• DATASET CONTENT

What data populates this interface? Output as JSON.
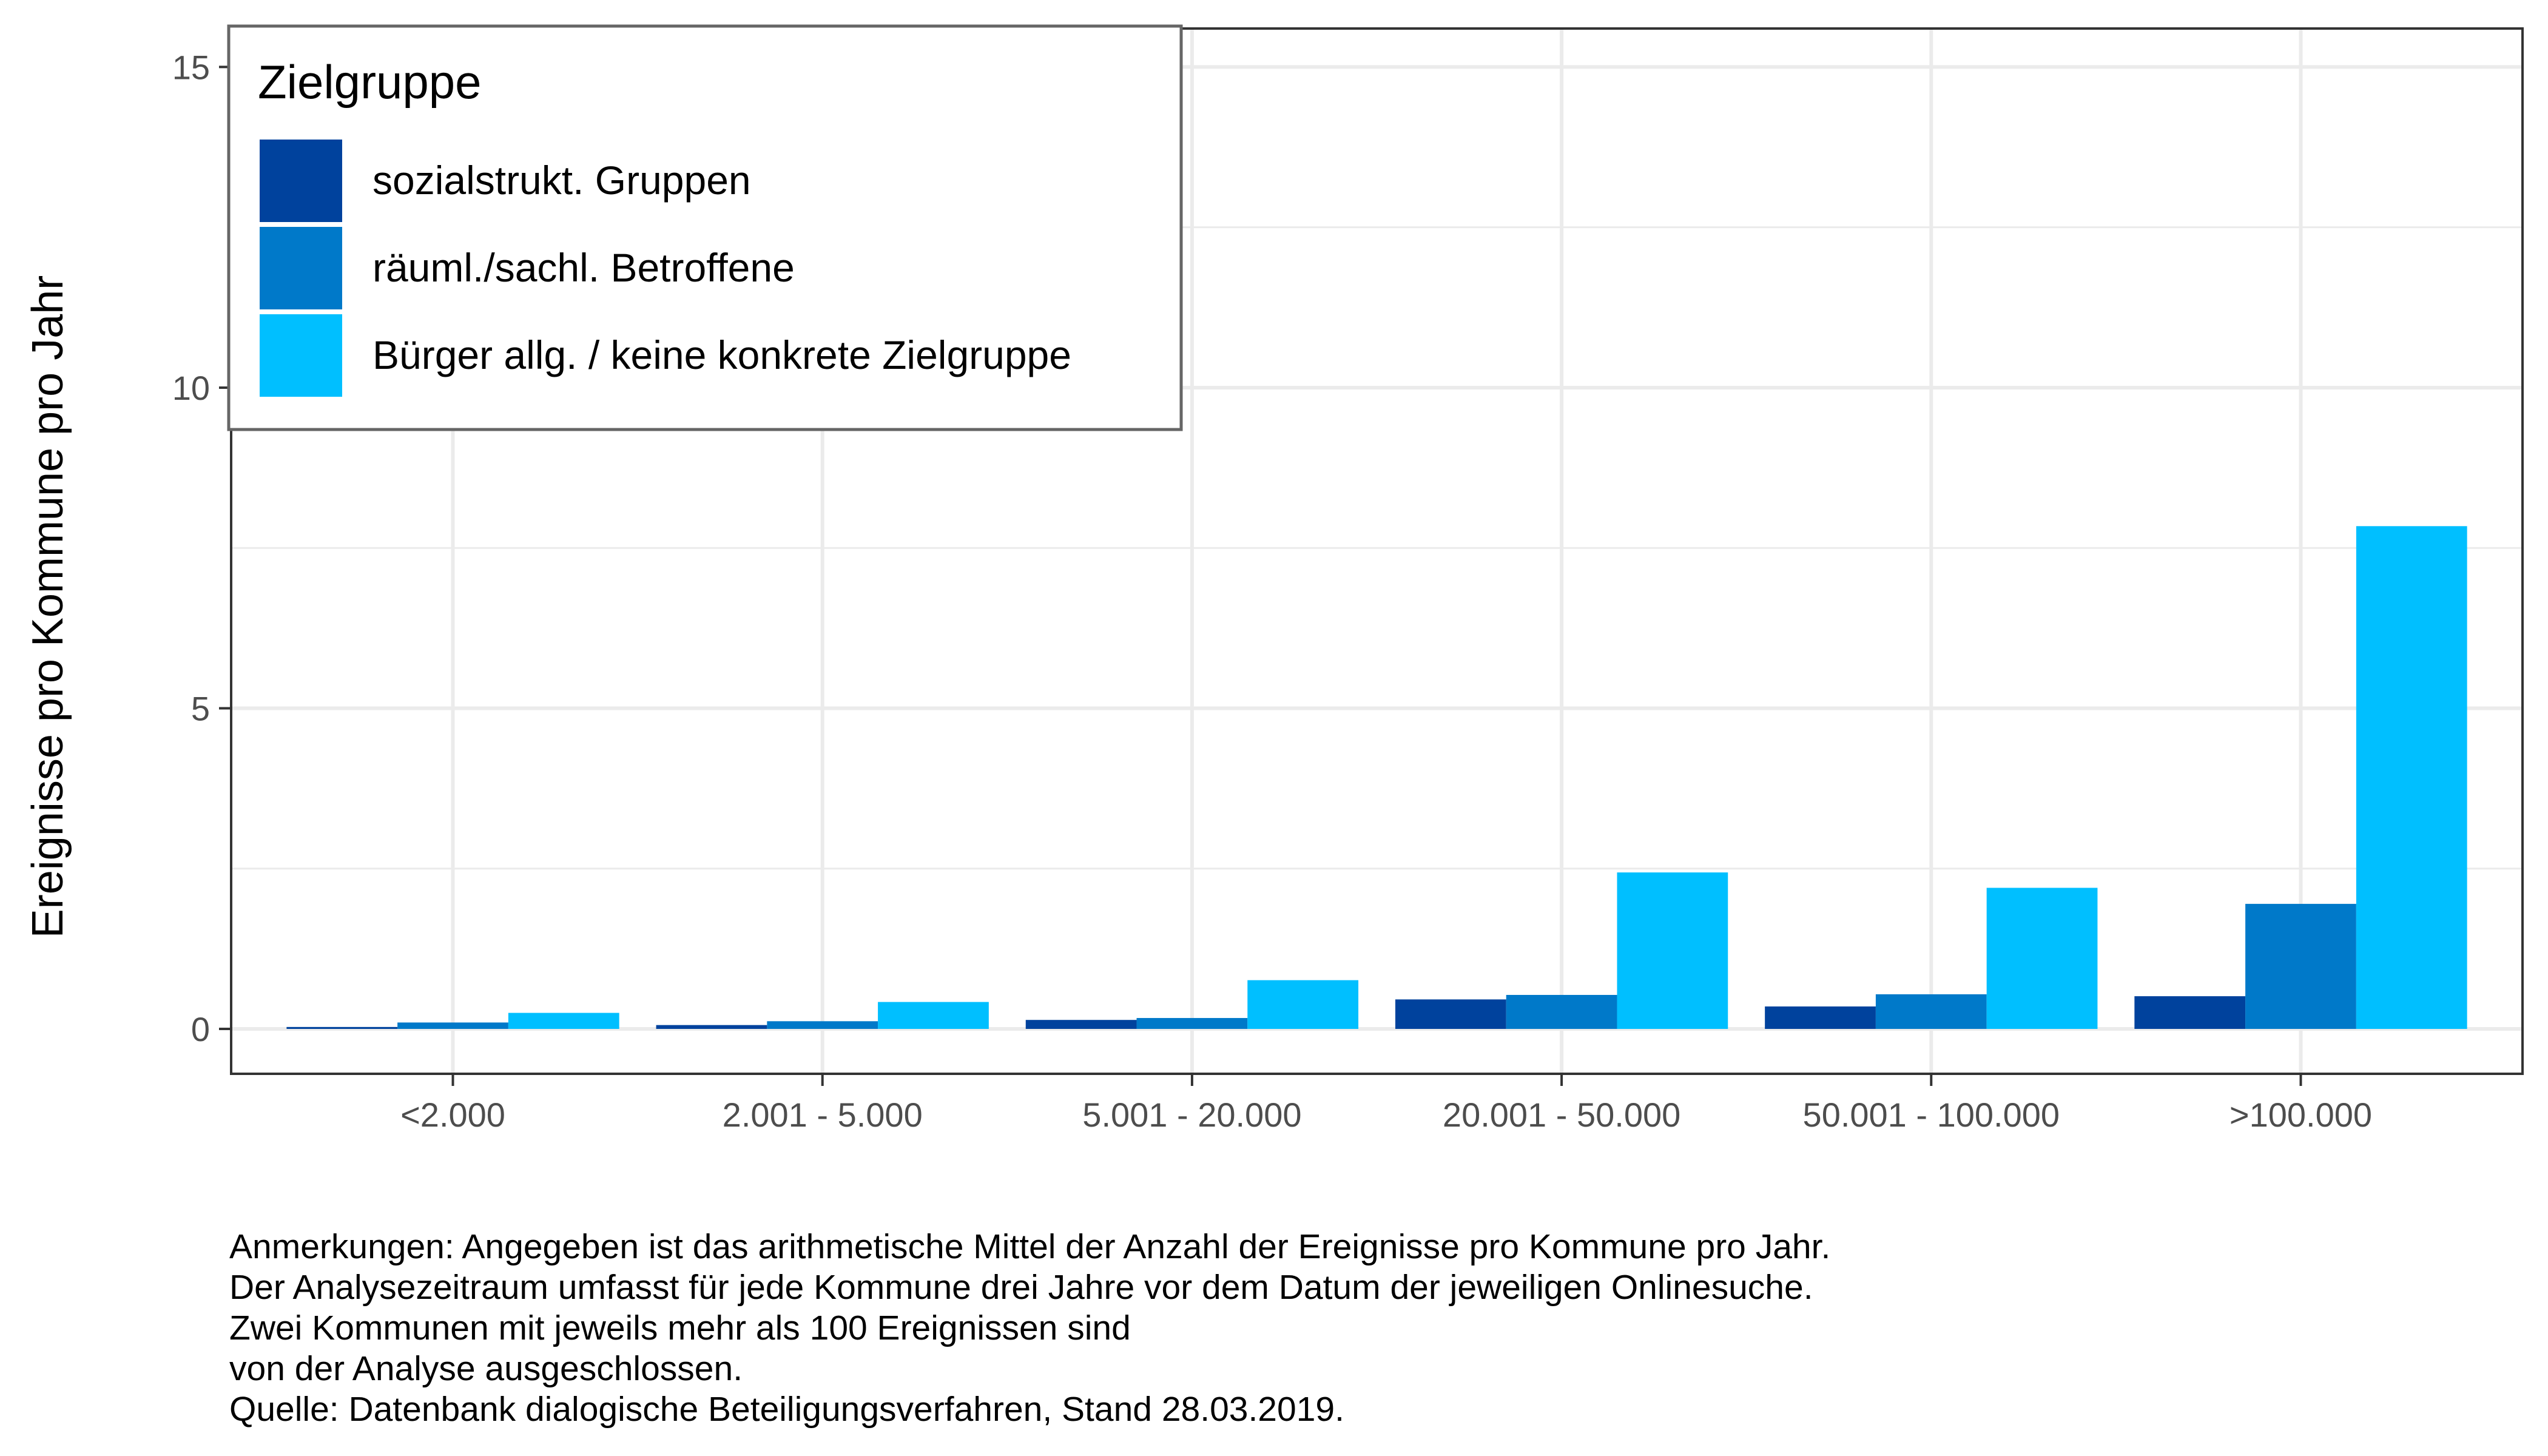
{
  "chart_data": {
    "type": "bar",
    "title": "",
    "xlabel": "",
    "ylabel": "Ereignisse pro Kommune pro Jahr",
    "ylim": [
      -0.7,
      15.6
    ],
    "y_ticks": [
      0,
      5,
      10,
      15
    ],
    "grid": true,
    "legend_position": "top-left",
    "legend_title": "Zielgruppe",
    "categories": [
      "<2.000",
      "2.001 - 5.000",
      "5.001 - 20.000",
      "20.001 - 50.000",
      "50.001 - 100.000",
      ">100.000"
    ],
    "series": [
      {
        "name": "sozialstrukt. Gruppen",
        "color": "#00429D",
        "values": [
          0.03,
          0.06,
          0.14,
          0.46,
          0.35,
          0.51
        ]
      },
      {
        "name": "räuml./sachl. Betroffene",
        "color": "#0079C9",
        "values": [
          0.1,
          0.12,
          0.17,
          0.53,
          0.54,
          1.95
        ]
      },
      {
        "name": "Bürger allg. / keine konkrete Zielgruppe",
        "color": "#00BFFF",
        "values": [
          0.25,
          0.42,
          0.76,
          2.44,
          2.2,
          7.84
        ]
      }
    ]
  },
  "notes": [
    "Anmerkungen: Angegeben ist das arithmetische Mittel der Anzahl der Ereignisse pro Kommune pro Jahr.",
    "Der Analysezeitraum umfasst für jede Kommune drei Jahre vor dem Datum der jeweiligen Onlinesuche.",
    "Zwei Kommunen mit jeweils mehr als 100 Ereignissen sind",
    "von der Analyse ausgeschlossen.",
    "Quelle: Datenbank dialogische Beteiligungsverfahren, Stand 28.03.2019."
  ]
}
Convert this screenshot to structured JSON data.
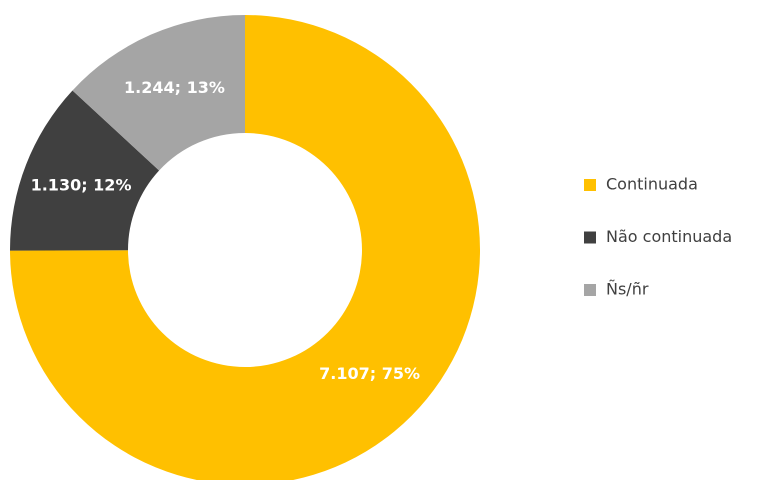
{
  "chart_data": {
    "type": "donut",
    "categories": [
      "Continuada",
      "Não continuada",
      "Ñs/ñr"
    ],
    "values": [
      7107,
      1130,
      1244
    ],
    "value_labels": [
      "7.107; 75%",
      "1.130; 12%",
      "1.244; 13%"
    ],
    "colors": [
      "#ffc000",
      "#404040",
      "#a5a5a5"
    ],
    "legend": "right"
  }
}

• EXERCISE BRIEF
Pictures do not go in the copy. Write out exactly the lines from the line containing "Convert this screenshot" through the last line of the listing.

• EXERCISE RESPONSE
Convert this screenshot to structured JSON data.
{
  "chart_data": {
    "type": "donut",
    "categories": [
      "Continuada",
      "Não continuada",
      "Ñs/ñr"
    ],
    "values": [
      7107,
      1130,
      1244
    ],
    "value_labels": [
      "7.107; 75%",
      "1.130; 12%",
      "1.244; 13%"
    ],
    "colors": [
      "#ffc000",
      "#404040",
      "#a5a5a5"
    ],
    "legend": "right"
  }
}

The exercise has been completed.